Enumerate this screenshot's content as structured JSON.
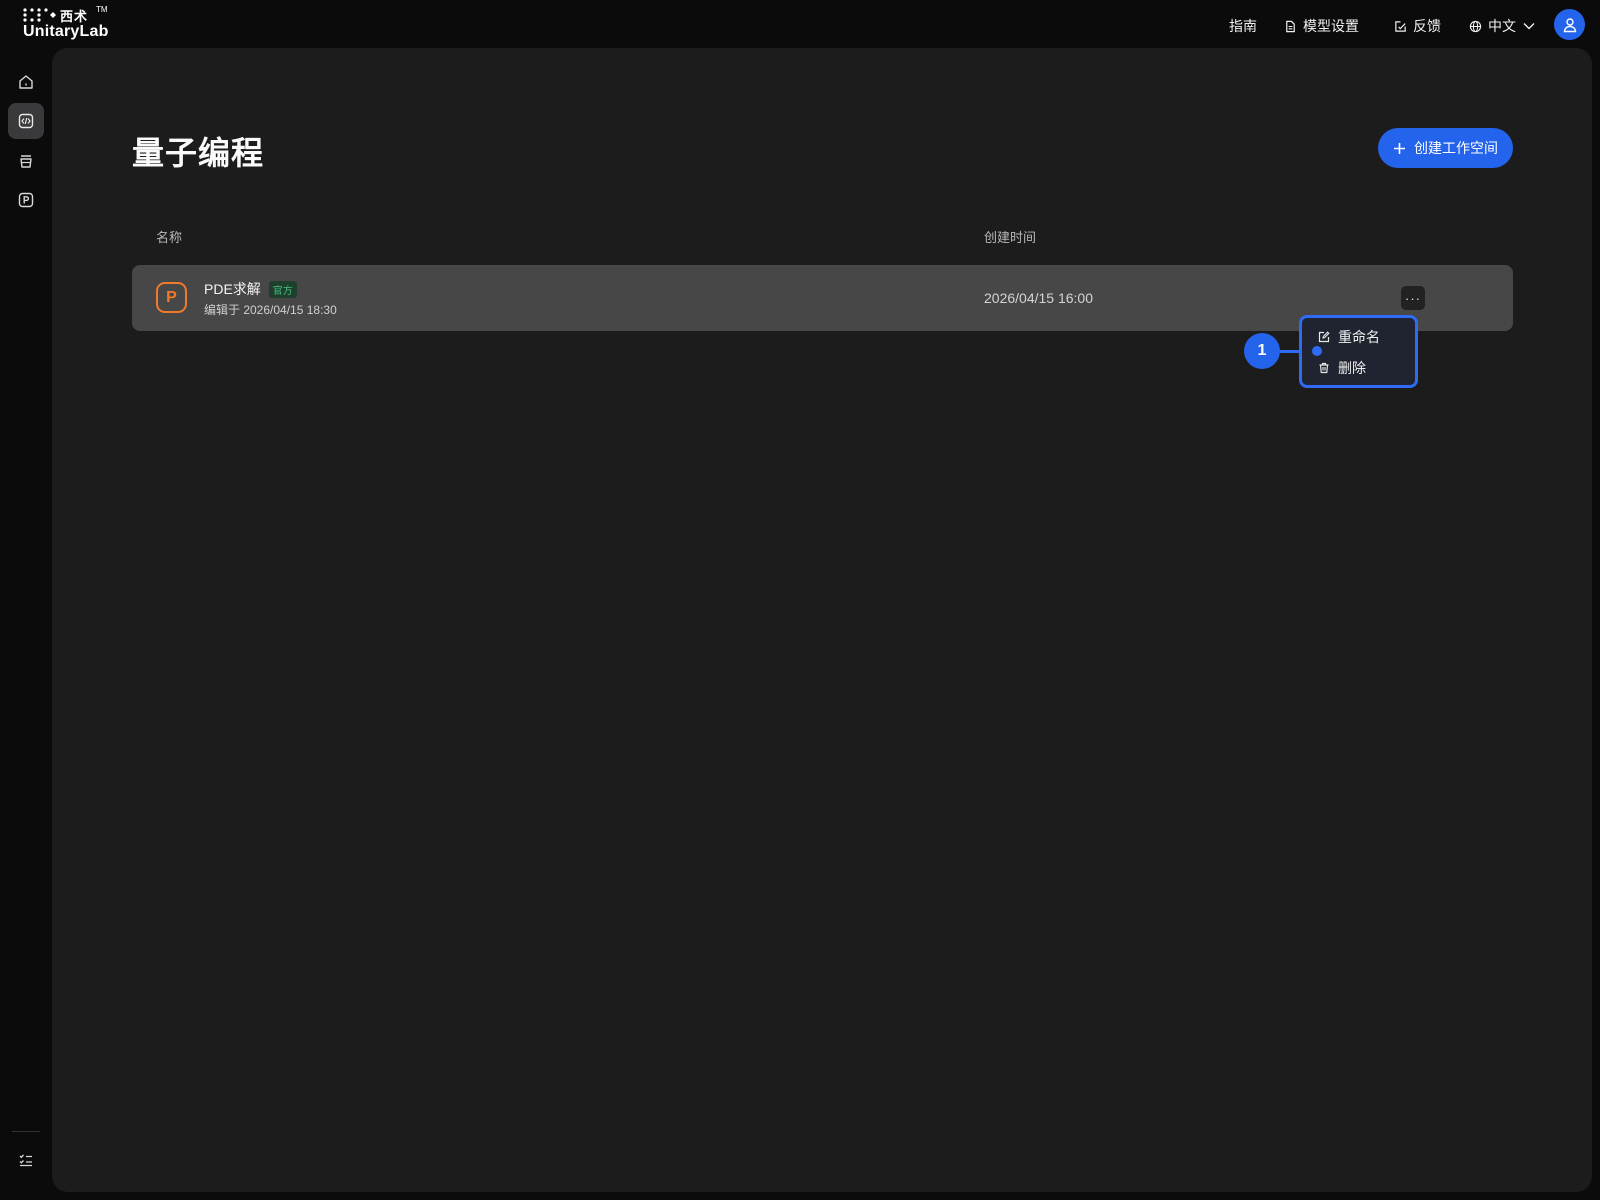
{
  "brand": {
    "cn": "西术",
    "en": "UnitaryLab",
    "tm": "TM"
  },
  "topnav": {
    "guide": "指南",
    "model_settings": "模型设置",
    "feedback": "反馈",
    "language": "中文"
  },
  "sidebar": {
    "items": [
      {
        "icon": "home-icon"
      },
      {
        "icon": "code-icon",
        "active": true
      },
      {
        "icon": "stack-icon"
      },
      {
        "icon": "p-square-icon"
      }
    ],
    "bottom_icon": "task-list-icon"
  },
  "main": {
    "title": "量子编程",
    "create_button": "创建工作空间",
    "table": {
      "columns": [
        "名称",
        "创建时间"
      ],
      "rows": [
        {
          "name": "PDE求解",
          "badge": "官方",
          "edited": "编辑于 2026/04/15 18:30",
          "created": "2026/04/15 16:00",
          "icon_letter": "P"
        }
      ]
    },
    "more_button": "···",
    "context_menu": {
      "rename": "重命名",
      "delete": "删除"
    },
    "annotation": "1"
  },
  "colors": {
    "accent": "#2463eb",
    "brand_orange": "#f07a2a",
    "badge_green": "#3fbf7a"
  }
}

────────────────

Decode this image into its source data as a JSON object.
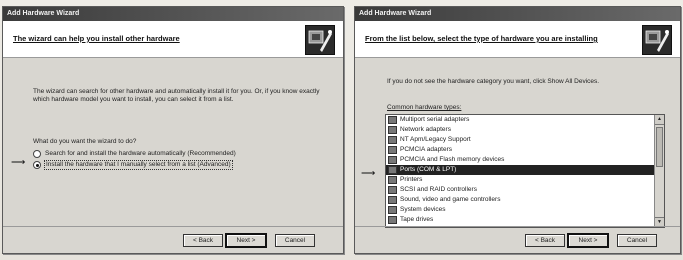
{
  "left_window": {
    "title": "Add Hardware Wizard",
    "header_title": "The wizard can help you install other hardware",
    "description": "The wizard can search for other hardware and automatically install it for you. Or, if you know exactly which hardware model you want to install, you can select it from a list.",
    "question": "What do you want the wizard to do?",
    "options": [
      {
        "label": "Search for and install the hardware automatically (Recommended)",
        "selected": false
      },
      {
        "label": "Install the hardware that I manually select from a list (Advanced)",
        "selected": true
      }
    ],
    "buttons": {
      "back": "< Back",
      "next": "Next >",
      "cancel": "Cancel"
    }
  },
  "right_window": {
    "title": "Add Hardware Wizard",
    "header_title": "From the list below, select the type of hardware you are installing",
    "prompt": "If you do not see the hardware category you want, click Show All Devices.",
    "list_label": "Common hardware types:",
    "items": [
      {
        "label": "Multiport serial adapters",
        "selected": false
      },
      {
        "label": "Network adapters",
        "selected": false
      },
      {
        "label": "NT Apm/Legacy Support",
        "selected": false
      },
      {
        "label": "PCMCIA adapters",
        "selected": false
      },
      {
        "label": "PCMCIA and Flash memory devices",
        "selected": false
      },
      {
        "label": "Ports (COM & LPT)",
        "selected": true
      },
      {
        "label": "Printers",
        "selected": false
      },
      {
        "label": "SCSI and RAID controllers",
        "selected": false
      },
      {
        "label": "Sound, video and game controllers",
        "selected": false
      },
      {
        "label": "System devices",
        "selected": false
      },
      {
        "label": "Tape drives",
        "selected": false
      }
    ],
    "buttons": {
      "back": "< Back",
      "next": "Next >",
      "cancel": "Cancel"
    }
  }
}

────────────────

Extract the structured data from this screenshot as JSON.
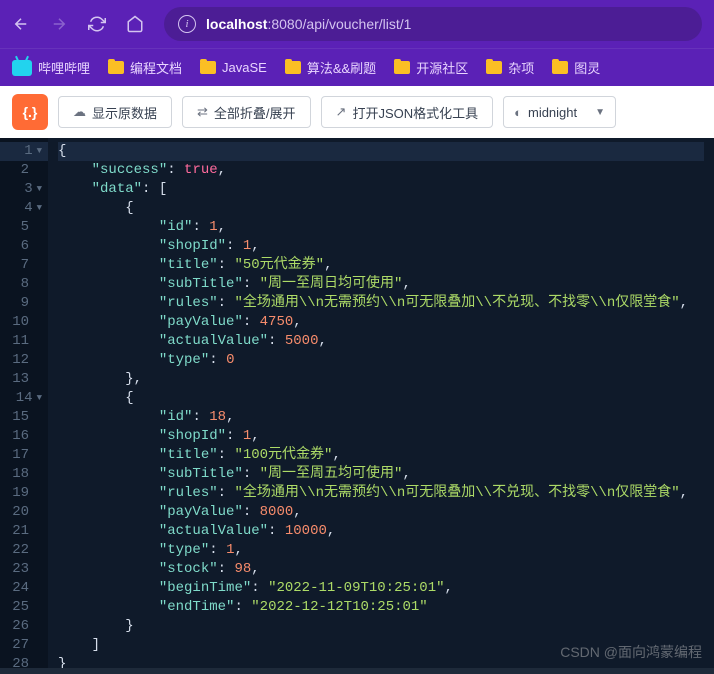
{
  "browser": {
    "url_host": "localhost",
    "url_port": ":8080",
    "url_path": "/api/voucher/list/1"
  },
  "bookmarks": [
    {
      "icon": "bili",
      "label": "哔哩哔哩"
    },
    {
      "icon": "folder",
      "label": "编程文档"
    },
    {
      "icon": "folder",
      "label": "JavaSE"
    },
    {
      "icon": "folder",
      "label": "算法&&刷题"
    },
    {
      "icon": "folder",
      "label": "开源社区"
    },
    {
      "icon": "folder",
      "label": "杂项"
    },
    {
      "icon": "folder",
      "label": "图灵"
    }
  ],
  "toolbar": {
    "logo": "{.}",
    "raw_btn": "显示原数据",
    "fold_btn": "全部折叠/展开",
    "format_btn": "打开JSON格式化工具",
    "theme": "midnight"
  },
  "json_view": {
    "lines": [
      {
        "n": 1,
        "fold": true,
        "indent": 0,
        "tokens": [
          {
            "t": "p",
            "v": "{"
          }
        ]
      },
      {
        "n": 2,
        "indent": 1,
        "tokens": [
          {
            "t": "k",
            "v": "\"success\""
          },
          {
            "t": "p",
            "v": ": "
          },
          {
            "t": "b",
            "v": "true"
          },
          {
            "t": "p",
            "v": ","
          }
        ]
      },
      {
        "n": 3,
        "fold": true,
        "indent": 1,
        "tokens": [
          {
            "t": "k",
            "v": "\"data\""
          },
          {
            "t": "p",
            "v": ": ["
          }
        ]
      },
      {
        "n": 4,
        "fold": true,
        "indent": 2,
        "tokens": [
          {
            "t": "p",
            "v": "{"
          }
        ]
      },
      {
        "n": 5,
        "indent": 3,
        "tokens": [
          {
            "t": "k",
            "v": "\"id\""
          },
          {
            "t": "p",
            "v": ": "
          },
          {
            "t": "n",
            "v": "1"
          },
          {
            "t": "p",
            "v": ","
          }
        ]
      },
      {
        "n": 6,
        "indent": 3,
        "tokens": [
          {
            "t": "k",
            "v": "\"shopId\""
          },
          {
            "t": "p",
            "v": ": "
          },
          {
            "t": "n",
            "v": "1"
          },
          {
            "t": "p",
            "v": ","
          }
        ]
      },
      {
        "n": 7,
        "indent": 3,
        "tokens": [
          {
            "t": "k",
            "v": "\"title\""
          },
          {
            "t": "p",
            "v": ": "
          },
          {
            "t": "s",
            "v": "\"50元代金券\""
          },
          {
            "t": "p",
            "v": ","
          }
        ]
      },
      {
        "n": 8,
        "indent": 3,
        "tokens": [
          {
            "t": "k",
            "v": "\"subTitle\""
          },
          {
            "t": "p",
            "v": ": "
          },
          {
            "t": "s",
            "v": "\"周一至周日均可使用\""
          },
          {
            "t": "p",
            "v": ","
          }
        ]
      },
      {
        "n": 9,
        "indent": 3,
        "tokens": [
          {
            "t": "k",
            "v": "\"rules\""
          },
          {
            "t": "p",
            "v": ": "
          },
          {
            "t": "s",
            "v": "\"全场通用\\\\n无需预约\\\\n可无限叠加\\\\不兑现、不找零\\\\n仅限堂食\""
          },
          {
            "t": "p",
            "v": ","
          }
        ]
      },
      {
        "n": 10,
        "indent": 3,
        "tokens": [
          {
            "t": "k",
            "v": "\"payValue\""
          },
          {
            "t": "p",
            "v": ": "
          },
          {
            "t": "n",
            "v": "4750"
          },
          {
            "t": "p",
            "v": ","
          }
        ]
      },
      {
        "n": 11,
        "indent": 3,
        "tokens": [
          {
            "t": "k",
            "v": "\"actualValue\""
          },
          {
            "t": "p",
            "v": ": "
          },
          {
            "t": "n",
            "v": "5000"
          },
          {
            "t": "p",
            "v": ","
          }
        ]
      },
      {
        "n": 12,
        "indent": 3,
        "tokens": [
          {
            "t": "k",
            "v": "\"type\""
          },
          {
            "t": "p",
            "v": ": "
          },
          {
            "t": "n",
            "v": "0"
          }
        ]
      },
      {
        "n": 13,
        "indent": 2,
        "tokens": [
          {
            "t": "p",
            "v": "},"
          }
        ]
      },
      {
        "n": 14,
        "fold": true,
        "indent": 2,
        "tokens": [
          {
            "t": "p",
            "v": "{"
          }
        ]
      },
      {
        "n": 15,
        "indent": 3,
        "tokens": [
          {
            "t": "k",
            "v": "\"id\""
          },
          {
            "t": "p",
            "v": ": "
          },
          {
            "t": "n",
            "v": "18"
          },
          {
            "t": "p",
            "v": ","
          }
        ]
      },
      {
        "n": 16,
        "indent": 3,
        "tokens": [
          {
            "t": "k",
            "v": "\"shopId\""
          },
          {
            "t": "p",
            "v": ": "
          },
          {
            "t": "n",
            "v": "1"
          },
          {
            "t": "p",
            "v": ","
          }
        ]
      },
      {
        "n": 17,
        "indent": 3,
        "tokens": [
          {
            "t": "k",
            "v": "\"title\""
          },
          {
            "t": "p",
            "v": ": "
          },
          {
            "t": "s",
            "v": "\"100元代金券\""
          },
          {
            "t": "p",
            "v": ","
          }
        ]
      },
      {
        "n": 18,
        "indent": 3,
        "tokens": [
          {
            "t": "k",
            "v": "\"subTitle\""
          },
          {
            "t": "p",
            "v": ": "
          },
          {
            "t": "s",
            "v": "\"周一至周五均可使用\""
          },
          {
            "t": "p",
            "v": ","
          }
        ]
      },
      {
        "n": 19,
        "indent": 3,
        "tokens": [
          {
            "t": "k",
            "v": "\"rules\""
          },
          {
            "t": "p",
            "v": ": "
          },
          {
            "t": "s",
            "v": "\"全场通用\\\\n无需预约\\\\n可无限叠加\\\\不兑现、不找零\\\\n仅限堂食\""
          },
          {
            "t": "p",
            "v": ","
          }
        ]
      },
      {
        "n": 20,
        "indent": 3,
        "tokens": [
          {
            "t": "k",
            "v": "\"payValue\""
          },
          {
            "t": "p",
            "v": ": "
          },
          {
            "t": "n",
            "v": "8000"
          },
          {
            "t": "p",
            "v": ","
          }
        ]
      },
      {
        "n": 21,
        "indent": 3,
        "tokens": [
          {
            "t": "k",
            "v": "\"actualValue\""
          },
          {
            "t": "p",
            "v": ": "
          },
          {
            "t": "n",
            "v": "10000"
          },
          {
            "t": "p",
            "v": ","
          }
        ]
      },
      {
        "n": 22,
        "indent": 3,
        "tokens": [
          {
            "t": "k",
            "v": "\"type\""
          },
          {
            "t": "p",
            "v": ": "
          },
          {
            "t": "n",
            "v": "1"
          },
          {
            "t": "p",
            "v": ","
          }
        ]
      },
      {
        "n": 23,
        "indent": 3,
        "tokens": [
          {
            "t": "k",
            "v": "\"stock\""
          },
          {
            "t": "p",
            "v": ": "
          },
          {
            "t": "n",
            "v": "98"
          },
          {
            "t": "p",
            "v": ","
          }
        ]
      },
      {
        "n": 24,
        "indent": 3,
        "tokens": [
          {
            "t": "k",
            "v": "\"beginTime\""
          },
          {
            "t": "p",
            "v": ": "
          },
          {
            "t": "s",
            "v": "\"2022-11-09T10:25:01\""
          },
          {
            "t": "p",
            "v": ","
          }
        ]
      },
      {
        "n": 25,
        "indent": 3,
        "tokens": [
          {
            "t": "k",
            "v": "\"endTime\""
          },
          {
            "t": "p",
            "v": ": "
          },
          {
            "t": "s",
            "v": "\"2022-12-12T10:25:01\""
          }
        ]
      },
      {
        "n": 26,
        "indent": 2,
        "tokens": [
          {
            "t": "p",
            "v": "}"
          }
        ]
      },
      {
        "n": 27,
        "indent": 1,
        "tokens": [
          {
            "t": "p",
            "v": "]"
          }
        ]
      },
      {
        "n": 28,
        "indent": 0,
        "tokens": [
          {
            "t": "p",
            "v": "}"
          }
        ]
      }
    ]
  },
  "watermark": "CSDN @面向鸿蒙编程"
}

────────────────

■ **Your task**
Filter the listing above for the string "adapters" and copy every matching line.

■ **Exercise response**
        "label": "Multiport serial adapters",
        "label": "Network adapters",
        "label": "PCMCIA adapters",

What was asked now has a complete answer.